— START OF Data for the task —

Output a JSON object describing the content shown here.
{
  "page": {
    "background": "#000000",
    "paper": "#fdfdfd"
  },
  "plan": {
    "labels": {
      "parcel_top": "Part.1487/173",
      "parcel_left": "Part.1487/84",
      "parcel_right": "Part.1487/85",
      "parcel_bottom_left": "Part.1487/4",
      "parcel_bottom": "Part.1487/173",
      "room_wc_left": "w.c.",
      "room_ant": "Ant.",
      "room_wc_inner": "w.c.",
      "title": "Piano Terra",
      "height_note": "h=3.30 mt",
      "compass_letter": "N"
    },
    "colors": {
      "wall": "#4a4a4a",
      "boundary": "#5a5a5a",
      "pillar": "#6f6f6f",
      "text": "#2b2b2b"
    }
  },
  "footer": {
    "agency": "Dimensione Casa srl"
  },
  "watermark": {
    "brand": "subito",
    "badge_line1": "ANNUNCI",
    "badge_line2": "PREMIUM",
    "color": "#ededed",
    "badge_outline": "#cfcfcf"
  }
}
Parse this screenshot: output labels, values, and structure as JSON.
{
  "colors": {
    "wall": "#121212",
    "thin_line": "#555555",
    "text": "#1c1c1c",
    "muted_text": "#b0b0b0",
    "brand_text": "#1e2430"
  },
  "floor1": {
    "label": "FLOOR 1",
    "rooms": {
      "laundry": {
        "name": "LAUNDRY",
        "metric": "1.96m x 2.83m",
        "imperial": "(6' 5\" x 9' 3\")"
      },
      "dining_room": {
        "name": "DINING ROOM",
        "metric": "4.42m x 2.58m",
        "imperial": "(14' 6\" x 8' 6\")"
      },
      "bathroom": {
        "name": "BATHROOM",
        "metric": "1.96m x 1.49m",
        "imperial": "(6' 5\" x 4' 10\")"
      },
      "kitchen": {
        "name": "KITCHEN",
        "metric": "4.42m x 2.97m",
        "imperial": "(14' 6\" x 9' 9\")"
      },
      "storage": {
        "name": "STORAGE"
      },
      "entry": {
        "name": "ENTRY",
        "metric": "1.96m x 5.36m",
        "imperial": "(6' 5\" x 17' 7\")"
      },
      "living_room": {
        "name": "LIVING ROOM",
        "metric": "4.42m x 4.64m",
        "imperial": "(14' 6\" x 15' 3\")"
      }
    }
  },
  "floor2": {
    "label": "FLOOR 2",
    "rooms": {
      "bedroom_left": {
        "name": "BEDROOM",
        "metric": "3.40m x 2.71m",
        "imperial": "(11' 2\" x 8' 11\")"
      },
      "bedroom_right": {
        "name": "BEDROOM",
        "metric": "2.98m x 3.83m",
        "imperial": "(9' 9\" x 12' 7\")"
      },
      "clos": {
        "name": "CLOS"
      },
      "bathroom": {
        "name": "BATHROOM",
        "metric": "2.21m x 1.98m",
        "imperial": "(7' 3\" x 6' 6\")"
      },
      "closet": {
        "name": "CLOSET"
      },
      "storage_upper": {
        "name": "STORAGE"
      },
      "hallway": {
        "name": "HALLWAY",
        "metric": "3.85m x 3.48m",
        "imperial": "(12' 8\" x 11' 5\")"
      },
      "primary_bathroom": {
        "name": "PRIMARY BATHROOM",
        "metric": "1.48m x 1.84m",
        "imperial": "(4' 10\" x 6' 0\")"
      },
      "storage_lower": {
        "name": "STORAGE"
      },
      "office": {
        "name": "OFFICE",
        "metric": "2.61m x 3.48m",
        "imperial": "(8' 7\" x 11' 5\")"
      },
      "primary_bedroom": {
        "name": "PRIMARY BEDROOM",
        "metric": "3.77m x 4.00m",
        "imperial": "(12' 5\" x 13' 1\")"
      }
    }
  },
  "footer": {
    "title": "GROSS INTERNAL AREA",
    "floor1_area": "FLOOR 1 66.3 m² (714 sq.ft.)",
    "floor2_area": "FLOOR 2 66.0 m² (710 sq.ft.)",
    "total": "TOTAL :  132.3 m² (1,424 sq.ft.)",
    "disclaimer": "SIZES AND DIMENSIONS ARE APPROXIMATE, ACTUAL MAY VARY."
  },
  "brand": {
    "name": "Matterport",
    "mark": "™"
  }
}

— END OF Data for the task —

Your instructions = Exactly reproduce the material above.

Task output =
Output a JSON object describing the content shown here.
{
  "page": {
    "background": "#000000",
    "paper": "#fdfdfd"
  },
  "plan": {
    "labels": {
      "parcel_top": "Part.1487/173",
      "parcel_left": "Part.1487/84",
      "parcel_right": "Part.1487/85",
      "parcel_bottom_left": "Part.1487/4",
      "parcel_bottom": "Part.1487/173",
      "room_wc_left": "w.c.",
      "room_ant": "Ant.",
      "room_wc_inner": "w.c.",
      "title": "Piano Terra",
      "height_note": "h=3.30 mt",
      "compass_letter": "N"
    },
    "colors": {
      "wall": "#4a4a4a",
      "boundary": "#5a5a5a",
      "pillar": "#6f6f6f",
      "text": "#2b2b2b"
    }
  },
  "footer": {
    "agency": "Dimensione Casa srl"
  },
  "watermark": {
    "brand": "subito",
    "badge_line1": "ANNUNCI",
    "badge_line2": "PREMIUM",
    "color": "#ededed",
    "badge_outline": "#cfcfcf"
  }
}
Parse this screenshot: output labels, values, and structure as JSON.
{
  "colors": {
    "wall": "#121212",
    "thin_line": "#555555",
    "text": "#1c1c1c",
    "muted_text": "#b0b0b0",
    "brand_text": "#1e2430"
  },
  "floor1": {
    "label": "FLOOR 1",
    "rooms": {
      "laundry": {
        "name": "LAUNDRY",
        "metric": "1.96m x 2.83m",
        "imperial": "(6' 5\" x 9' 3\")"
      },
      "dining_room": {
        "name": "DINING ROOM",
        "metric": "4.42m x 2.58m",
        "imperial": "(14' 6\" x 8' 6\")"
      },
      "bathroom": {
        "name": "BATHROOM",
        "metric": "1.96m x 1.49m",
        "imperial": "(6' 5\" x 4' 10\")"
      },
      "kitchen": {
        "name": "KITCHEN",
        "metric": "4.42m x 2.97m",
        "imperial": "(14' 6\" x 9' 9\")"
      },
      "storage": {
        "name": "STORAGE"
      },
      "entry": {
        "name": "ENTRY",
        "metric": "1.96m x 5.36m",
        "imperial": "(6' 5\" x 17' 7\")"
      },
      "living_room": {
        "name": "LIVING ROOM",
        "metric": "4.42m x 4.64m",
        "imperial": "(14' 6\" x 15' 3\")"
      }
    }
  },
  "floor2": {
    "label": "FLOOR 2",
    "rooms": {
      "bedroom_left": {
        "name": "BEDROOM",
        "metric": "3.40m x 2.71m",
        "imperial": "(11' 2\" x 8' 11\")"
      },
      "bedroom_right": {
        "name": "BEDROOM",
        "metric": "2.98m x 3.83m",
        "imperial": "(9' 9\" x 12' 7\")"
      },
      "clos": {
        "name": "CLOS"
      },
      "bathroom": {
        "name": "BATHROOM",
        "metric": "2.21m x 1.98m",
        "imperial": "(7' 3\" x 6' 6\")"
      },
      "closet": {
        "name": "CLOSET"
      },
      "storage_upper": {
        "name": "STORAGE"
      },
      "hallway": {
        "name": "HALLWAY",
        "metric": "3.85m x 3.48m",
        "imperial": "(12' 8\" x 11' 5\")"
      },
      "primary_bathroom": {
        "name": "PRIMARY BATHROOM",
        "metric": "1.48m x 1.84m",
        "imperial": "(4' 10\" x 6' 0\")"
      },
      "storage_lower": {
        "name": "STORAGE"
      },
      "office": {
        "name": "OFFICE",
        "metric": "2.61m x 3.48m",
        "imperial": "(8' 7\" x 11' 5\")"
      },
      "primary_bedroom": {
        "name": "PRIMARY BEDROOM",
        "metric": "3.77m x 4.00m",
        "imperial": "(12' 5\" x 13' 1\")"
      }
    }
  },
  "footer": {
    "title": "GROSS INTERNAL AREA",
    "floor1_area": "FLOOR 1 66.3 m² (714 sq.ft.)",
    "floor2_area": "FLOOR 2 66.0 m² (710 sq.ft.)",
    "total": "TOTAL :  132.3 m² (1,424 sq.ft.)",
    "disclaimer": "SIZES AND DIMENSIONS ARE APPROXIMATE, ACTUAL MAY VARY."
  },
  "brand": {
    "name": "Matterport",
    "mark": "™"
  }
}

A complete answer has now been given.